Rows from a figure dataset
▬▬▬

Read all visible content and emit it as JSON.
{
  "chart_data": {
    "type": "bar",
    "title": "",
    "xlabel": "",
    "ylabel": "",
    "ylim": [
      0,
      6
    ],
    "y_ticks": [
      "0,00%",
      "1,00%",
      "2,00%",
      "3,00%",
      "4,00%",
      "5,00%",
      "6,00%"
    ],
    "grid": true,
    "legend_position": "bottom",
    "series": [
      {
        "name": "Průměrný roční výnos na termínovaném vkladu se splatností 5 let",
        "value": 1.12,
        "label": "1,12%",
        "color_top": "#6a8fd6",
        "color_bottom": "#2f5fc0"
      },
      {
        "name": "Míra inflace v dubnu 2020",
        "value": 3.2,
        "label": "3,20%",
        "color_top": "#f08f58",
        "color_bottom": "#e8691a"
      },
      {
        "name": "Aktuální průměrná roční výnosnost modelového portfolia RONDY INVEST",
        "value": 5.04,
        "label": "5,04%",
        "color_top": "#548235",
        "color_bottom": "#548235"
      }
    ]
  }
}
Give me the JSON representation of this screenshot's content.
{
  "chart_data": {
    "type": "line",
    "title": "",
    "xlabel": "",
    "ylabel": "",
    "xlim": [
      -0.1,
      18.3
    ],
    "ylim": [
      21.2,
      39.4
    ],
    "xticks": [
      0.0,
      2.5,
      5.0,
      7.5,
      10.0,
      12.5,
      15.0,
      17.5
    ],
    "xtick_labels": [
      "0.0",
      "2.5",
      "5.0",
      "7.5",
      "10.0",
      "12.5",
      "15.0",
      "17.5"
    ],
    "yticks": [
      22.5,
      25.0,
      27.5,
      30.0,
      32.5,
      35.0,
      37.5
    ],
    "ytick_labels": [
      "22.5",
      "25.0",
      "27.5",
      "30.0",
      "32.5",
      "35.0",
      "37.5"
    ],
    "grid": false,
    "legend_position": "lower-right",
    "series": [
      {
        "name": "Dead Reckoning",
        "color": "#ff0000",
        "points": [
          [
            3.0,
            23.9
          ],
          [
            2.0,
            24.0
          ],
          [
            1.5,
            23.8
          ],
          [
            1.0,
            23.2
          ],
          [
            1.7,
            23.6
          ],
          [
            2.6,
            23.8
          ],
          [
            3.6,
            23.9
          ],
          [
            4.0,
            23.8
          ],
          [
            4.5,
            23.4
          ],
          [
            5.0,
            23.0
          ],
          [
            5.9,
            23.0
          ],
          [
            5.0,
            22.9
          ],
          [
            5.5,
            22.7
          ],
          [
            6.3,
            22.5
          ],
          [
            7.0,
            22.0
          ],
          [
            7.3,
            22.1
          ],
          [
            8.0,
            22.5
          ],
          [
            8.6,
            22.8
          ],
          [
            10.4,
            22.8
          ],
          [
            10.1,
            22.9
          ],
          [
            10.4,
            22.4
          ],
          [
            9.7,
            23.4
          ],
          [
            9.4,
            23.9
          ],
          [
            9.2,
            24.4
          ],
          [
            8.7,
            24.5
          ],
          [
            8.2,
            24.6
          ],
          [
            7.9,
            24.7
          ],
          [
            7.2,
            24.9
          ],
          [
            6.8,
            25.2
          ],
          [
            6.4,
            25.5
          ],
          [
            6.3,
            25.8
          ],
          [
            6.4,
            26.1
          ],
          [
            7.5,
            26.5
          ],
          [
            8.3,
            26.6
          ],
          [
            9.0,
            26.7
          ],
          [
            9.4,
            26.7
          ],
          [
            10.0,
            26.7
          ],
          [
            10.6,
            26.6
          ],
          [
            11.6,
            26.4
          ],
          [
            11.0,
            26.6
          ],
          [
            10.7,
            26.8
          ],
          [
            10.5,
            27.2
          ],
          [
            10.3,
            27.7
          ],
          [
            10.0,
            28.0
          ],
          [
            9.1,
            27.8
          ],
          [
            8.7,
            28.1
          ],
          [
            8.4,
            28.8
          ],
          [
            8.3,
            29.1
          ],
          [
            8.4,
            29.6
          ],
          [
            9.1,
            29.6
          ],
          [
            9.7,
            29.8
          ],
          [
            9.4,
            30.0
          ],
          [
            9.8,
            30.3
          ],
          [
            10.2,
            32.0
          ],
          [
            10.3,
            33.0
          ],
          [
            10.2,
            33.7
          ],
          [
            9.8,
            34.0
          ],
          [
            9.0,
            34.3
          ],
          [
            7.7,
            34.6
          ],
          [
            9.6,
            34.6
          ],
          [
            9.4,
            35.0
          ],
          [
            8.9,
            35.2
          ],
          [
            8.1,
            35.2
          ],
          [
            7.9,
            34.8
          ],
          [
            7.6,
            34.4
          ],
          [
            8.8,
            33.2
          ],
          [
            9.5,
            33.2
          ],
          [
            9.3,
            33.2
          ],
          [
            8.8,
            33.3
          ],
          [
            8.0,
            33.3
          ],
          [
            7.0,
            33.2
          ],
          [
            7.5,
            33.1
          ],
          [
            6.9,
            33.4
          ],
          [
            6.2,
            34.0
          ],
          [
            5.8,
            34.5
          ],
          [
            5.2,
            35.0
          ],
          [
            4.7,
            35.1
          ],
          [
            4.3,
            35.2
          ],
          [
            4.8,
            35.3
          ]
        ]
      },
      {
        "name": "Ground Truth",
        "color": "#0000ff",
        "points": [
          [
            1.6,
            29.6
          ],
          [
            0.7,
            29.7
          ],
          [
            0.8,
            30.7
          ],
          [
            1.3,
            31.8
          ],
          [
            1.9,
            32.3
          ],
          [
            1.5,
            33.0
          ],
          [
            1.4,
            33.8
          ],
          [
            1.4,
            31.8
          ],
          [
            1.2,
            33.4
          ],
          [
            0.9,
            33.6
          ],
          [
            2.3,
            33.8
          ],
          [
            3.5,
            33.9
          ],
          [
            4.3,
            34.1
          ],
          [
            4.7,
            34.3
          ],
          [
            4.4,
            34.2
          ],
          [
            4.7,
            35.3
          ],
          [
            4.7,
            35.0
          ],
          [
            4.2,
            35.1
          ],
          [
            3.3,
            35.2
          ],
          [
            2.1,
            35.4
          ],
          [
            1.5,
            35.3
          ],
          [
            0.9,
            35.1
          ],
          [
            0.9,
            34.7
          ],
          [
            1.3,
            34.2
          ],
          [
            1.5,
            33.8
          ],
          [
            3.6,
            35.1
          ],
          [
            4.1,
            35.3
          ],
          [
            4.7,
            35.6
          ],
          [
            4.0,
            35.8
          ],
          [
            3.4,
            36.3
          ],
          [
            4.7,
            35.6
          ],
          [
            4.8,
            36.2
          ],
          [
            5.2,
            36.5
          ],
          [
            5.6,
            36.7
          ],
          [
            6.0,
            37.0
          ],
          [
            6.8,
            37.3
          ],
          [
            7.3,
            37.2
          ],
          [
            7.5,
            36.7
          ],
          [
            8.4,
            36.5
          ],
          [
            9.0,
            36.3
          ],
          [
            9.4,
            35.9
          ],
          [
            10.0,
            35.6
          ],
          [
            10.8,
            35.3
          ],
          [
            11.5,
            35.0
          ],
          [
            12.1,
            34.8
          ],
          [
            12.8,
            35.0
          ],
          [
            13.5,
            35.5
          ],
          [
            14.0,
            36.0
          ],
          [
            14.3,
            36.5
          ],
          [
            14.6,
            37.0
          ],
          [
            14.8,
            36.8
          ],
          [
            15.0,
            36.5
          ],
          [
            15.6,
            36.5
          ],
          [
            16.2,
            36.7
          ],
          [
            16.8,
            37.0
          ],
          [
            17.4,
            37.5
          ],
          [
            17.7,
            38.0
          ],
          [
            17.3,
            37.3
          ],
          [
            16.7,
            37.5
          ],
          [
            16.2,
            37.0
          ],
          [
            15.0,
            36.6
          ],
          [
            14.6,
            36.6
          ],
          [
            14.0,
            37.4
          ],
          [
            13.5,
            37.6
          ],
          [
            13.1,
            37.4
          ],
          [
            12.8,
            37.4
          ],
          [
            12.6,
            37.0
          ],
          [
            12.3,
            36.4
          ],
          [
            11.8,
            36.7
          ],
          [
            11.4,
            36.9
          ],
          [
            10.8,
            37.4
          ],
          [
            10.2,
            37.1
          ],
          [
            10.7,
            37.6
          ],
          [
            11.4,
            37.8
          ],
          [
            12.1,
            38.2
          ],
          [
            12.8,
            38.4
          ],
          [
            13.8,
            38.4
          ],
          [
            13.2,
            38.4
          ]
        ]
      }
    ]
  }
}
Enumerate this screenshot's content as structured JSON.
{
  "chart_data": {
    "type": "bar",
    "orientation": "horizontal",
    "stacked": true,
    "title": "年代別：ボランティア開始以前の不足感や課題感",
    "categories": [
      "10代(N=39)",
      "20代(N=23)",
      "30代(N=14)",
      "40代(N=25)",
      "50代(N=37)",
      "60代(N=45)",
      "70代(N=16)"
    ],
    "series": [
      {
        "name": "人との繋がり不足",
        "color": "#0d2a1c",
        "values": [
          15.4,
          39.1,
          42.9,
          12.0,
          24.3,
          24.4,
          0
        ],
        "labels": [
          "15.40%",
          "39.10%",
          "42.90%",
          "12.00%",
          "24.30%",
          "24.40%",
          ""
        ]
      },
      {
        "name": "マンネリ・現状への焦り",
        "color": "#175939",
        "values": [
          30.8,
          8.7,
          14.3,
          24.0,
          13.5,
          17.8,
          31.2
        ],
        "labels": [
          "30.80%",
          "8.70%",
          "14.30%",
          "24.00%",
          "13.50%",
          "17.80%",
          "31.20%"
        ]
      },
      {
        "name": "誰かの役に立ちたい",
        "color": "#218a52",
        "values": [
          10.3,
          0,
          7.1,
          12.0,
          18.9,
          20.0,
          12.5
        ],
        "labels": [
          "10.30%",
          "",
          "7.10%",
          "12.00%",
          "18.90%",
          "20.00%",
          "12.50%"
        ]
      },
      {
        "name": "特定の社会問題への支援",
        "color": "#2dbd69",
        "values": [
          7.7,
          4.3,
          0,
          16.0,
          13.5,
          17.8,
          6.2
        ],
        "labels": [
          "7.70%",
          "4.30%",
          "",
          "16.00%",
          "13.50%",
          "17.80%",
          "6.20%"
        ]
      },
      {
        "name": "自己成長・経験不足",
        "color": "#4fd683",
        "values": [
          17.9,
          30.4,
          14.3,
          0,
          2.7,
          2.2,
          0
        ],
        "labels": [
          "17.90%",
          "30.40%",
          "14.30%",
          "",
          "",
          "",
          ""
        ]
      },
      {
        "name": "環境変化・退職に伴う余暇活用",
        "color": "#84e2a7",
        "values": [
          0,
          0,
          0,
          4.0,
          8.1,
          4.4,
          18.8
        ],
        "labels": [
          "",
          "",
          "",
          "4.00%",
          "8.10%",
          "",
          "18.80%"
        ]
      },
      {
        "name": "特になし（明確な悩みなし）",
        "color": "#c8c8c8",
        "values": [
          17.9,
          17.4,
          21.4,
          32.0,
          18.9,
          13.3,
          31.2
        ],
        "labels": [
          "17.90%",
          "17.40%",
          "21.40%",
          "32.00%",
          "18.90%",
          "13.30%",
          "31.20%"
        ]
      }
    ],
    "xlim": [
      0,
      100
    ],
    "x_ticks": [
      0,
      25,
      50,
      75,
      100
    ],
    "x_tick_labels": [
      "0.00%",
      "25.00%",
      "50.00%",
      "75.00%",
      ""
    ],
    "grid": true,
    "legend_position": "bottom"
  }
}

▬▬▬

Your objective | Write out each line of the data that holds the string "content".

Finished answer |
Read all visible content and emit it as JSON.
Give me the JSON representation of this screenshot's content.
Enumerate this screenshot's content as structured JSON.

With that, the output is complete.